▸ **Set task**
Copy out the entries exactly, from the first line to the last.

___ Records for processing

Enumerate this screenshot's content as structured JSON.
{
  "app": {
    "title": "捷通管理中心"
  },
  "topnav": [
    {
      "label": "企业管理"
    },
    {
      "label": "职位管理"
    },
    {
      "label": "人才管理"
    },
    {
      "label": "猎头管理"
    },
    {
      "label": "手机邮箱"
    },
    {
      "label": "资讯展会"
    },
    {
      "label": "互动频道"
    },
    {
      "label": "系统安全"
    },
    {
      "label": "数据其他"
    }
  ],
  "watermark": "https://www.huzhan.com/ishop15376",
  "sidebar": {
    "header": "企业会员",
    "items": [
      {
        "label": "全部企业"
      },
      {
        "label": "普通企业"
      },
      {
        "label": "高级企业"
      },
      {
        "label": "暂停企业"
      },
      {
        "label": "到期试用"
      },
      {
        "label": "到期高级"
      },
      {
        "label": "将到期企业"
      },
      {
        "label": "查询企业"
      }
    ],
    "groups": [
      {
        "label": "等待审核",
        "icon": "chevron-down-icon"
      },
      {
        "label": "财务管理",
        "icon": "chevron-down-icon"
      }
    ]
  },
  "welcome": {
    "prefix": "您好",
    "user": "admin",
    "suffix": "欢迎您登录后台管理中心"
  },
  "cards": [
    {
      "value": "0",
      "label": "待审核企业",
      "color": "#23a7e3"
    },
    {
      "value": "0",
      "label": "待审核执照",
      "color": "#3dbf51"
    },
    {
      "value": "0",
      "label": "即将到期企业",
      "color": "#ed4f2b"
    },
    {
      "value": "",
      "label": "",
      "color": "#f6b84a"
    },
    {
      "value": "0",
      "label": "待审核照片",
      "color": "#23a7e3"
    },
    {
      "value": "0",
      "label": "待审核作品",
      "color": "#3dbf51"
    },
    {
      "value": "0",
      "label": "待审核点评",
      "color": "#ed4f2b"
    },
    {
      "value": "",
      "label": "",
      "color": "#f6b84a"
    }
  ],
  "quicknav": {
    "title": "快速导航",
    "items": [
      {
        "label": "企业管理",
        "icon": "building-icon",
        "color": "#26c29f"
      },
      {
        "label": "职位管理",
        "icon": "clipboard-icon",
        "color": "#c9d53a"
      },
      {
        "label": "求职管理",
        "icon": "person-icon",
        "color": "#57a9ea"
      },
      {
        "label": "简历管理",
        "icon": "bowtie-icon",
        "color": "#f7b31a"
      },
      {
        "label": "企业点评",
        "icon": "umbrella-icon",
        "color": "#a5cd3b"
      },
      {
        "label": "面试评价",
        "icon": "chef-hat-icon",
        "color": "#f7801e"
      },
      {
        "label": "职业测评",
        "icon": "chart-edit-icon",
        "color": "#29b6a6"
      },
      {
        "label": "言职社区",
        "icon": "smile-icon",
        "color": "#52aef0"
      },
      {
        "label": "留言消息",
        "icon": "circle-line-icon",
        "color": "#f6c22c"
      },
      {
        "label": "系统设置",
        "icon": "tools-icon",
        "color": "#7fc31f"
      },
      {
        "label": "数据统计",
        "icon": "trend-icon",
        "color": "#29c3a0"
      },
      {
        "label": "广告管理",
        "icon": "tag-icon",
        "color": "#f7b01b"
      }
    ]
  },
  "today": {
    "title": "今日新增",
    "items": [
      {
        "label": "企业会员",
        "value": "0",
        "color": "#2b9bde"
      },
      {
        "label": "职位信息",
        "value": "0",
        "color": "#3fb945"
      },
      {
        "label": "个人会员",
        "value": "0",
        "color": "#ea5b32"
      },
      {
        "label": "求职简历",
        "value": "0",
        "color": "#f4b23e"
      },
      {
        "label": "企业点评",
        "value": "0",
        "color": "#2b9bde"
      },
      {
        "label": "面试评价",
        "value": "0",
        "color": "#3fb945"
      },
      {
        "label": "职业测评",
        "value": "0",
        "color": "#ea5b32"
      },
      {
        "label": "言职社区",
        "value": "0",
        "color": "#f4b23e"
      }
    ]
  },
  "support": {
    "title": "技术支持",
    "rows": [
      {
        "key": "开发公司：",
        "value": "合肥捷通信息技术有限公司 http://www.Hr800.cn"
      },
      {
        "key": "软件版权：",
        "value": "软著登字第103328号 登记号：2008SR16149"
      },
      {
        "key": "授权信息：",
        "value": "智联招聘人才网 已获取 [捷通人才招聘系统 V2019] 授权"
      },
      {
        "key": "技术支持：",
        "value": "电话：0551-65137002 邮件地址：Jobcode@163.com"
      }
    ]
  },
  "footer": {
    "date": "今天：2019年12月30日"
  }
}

______

▸ **Complete response**
Enumerate this screenshot's content as structured JSON.
{
  "app": {
    "title": "捷通管理中心"
  },
  "topnav": [
    {
      "label": "企业管理"
    },
    {
      "label": "职位管理"
    },
    {
      "label": "人才管理"
    },
    {
      "label": "猎头管理"
    },
    {
      "label": "手机邮箱"
    },
    {
      "label": "资讯展会"
    },
    {
      "label": "互动频道"
    },
    {
      "label": "系统安全"
    },
    {
      "label": "数据其他"
    }
  ],
  "watermark": "https://www.huzhan.com/ishop15376",
  "sidebar": {
    "header": "企业会员",
    "items": [
      {
        "label": "全部企业"
      },
      {
        "label": "普通企业"
      },
      {
        "label": "高级企业"
      },
      {
        "label": "暂停企业"
      },
      {
        "label": "到期试用"
      },
      {
        "label": "到期高级"
      },
      {
        "label": "将到期企业"
      },
      {
        "label": "查询企业"
      }
    ],
    "groups": [
      {
        "label": "等待审核",
        "icon": "chevron-down-icon"
      },
      {
        "label": "财务管理",
        "icon": "chevron-down-icon"
      }
    ]
  },
  "welcome": {
    "prefix": "您好",
    "user": "admin",
    "suffix": "欢迎您登录后台管理中心"
  },
  "cards": [
    {
      "value": "0",
      "label": "待审核企业",
      "color": "#23a7e3"
    },
    {
      "value": "0",
      "label": "待审核执照",
      "color": "#3dbf51"
    },
    {
      "value": "0",
      "label": "即将到期企业",
      "color": "#ed4f2b"
    },
    {
      "value": "",
      "label": "",
      "color": "#f6b84a"
    },
    {
      "value": "0",
      "label": "待审核照片",
      "color": "#23a7e3"
    },
    {
      "value": "0",
      "label": "待审核作品",
      "color": "#3dbf51"
    },
    {
      "value": "0",
      "label": "待审核点评",
      "color": "#ed4f2b"
    },
    {
      "value": "",
      "label": "",
      "color": "#f6b84a"
    }
  ],
  "quicknav": {
    "title": "快速导航",
    "items": [
      {
        "label": "企业管理",
        "icon": "building-icon",
        "color": "#26c29f"
      },
      {
        "label": "职位管理",
        "icon": "clipboard-icon",
        "color": "#c9d53a"
      },
      {
        "label": "求职管理",
        "icon": "person-icon",
        "color": "#57a9ea"
      },
      {
        "label": "简历管理",
        "icon": "bowtie-icon",
        "color": "#f7b31a"
      },
      {
        "label": "企业点评",
        "icon": "umbrella-icon",
        "color": "#a5cd3b"
      },
      {
        "label": "面试评价",
        "icon": "chef-hat-icon",
        "color": "#f7801e"
      },
      {
        "label": "职业测评",
        "icon": "chart-edit-icon",
        "color": "#29b6a6"
      },
      {
        "label": "言职社区",
        "icon": "smile-icon",
        "color": "#52aef0"
      },
      {
        "label": "留言消息",
        "icon": "circle-line-icon",
        "color": "#f6c22c"
      },
      {
        "label": "系统设置",
        "icon": "tools-icon",
        "color": "#7fc31f"
      },
      {
        "label": "数据统计",
        "icon": "trend-icon",
        "color": "#29c3a0"
      },
      {
        "label": "广告管理",
        "icon": "tag-icon",
        "color": "#f7b01b"
      }
    ]
  },
  "today": {
    "title": "今日新增",
    "items": [
      {
        "label": "企业会员",
        "value": "0",
        "color": "#2b9bde"
      },
      {
        "label": "职位信息",
        "value": "0",
        "color": "#3fb945"
      },
      {
        "label": "个人会员",
        "value": "0",
        "color": "#ea5b32"
      },
      {
        "label": "求职简历",
        "value": "0",
        "color": "#f4b23e"
      },
      {
        "label": "企业点评",
        "value": "0",
        "color": "#2b9bde"
      },
      {
        "label": "面试评价",
        "value": "0",
        "color": "#3fb945"
      },
      {
        "label": "职业测评",
        "value": "0",
        "color": "#ea5b32"
      },
      {
        "label": "言职社区",
        "value": "0",
        "color": "#f4b23e"
      }
    ]
  },
  "support": {
    "title": "技术支持",
    "rows": [
      {
        "key": "开发公司：",
        "value": "合肥捷通信息技术有限公司 http://www.Hr800.cn"
      },
      {
        "key": "软件版权：",
        "value": "软著登字第103328号 登记号：2008SR16149"
      },
      {
        "key": "授权信息：",
        "value": "智联招聘人才网 已获取 [捷通人才招聘系统 V2019] 授权"
      },
      {
        "key": "技术支持：",
        "value": "电话：0551-65137002 邮件地址：Jobcode@163.com"
      }
    ]
  },
  "footer": {
    "date": "今天：2019年12月30日"
  }
}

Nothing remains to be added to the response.